[What to work on]: Below is a block of records: output all of them exactly and leave out the pictures.

** Start Working data **

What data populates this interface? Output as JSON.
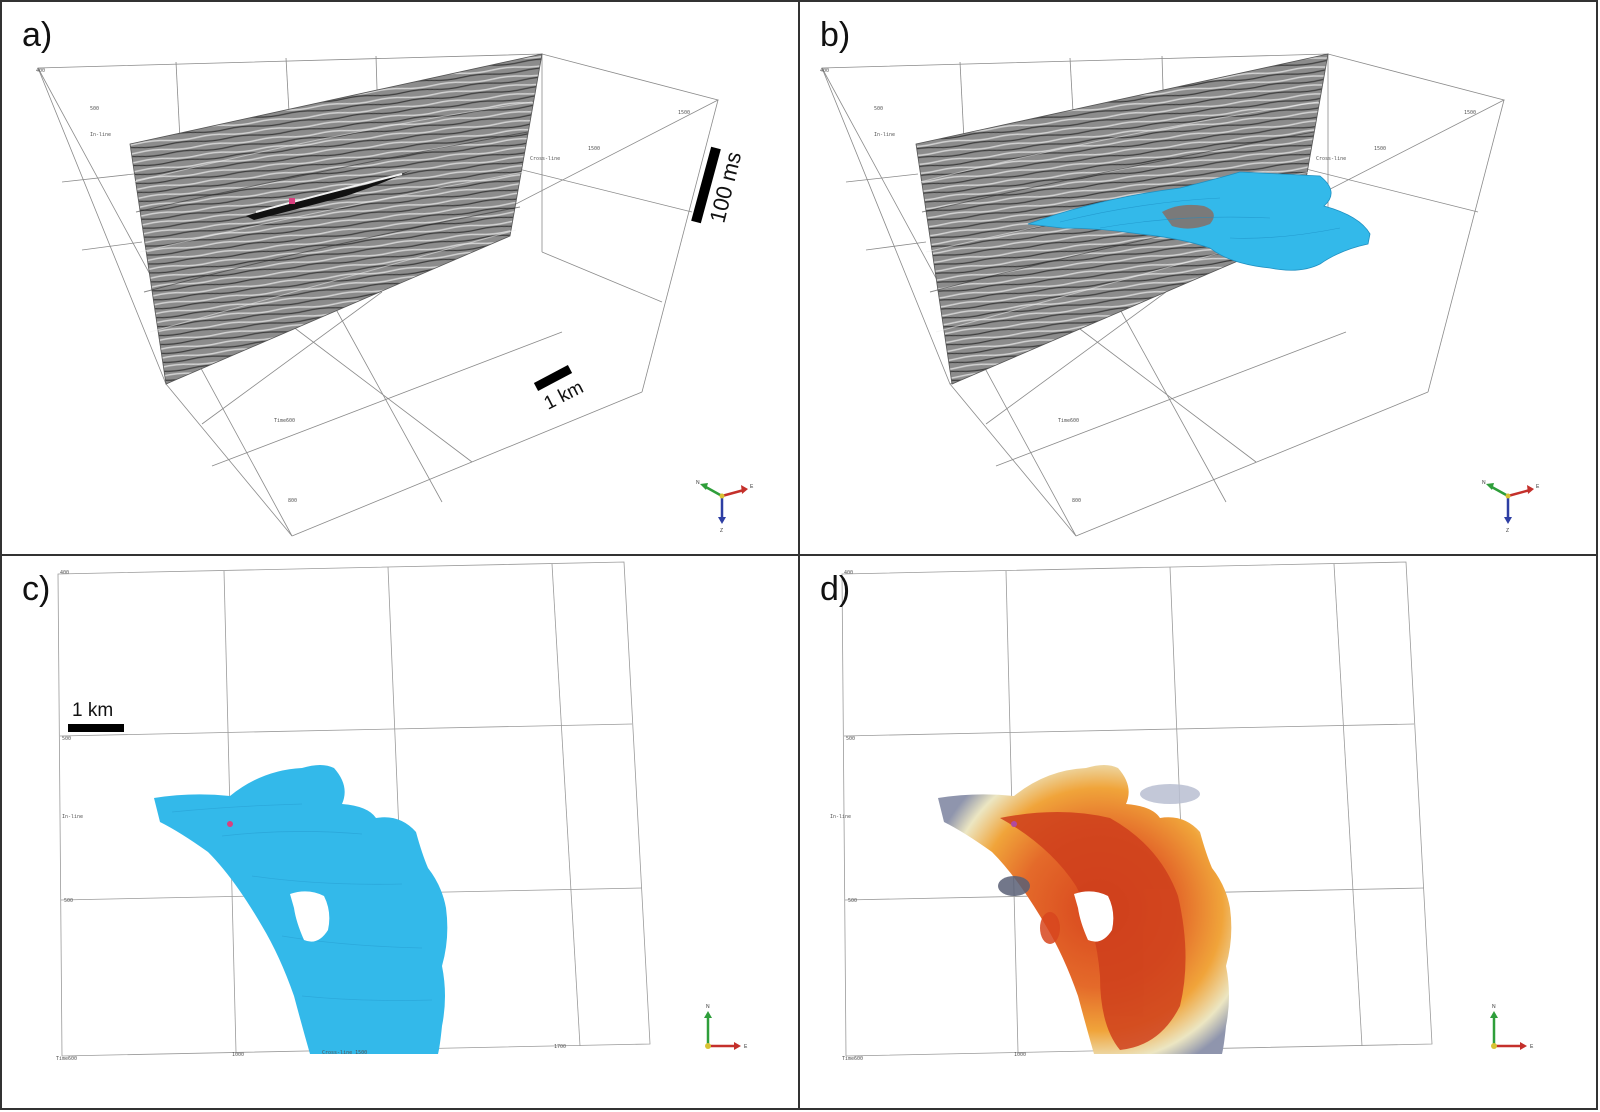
{
  "panels": {
    "a": {
      "label": "a)"
    },
    "b": {
      "label": "b)"
    },
    "c": {
      "label": "c)"
    },
    "d": {
      "label": "d)"
    }
  },
  "scale_bars": {
    "time": "100 ms",
    "distance_3d": "1 km",
    "distance_map": "1 km"
  },
  "volume_annotations": {
    "corner_top": "400",
    "inline_top": "500",
    "inline_axis": "In-line",
    "crossline_top": "1500",
    "crossline_axis": "Cross-line",
    "crossline_mid": "1500",
    "time_axis": "Time600",
    "time_low": "800"
  },
  "map_annotations": {
    "corner_top": "400",
    "inline_500": "500",
    "inline_axis": "In-line",
    "inline_700": "500",
    "time_label": "Time600",
    "crossline_1000": "1000",
    "crossline_axis": "Cross-line 1500",
    "crossline_1700": "1700"
  },
  "compass": {
    "north": "N",
    "east": "E",
    "down": "Z"
  },
  "colors": {
    "horizon_fill": "#33b9ea",
    "seed_point": "#d9407f",
    "seismic_gray": "#8a8a8a",
    "attribute_high": "#d8461e",
    "attribute_mid": "#f0a43a",
    "attribute_low": "#ece6c2",
    "attribute_min": "#8f95ad"
  }
}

** End Working data **

[The output]:
What data populates this interface? Output as JSON.
{
  "panels": {
    "a": {
      "label": "a)"
    },
    "b": {
      "label": "b)"
    },
    "c": {
      "label": "c)"
    },
    "d": {
      "label": "d)"
    }
  },
  "scale_bars": {
    "time": "100 ms",
    "distance_3d": "1 km",
    "distance_map": "1 km"
  },
  "volume_annotations": {
    "corner_top": "400",
    "inline_top": "500",
    "inline_axis": "In-line",
    "crossline_top": "1500",
    "crossline_axis": "Cross-line",
    "crossline_mid": "1500",
    "time_axis": "Time600",
    "time_low": "800"
  },
  "map_annotations": {
    "corner_top": "400",
    "inline_500": "500",
    "inline_axis": "In-line",
    "inline_700": "500",
    "time_label": "Time600",
    "crossline_1000": "1000",
    "crossline_axis": "Cross-line 1500",
    "crossline_1700": "1700"
  },
  "compass": {
    "north": "N",
    "east": "E",
    "down": "Z"
  },
  "colors": {
    "horizon_fill": "#33b9ea",
    "seed_point": "#d9407f",
    "seismic_gray": "#8a8a8a",
    "attribute_high": "#d8461e",
    "attribute_mid": "#f0a43a",
    "attribute_low": "#ece6c2",
    "attribute_min": "#8f95ad"
  }
}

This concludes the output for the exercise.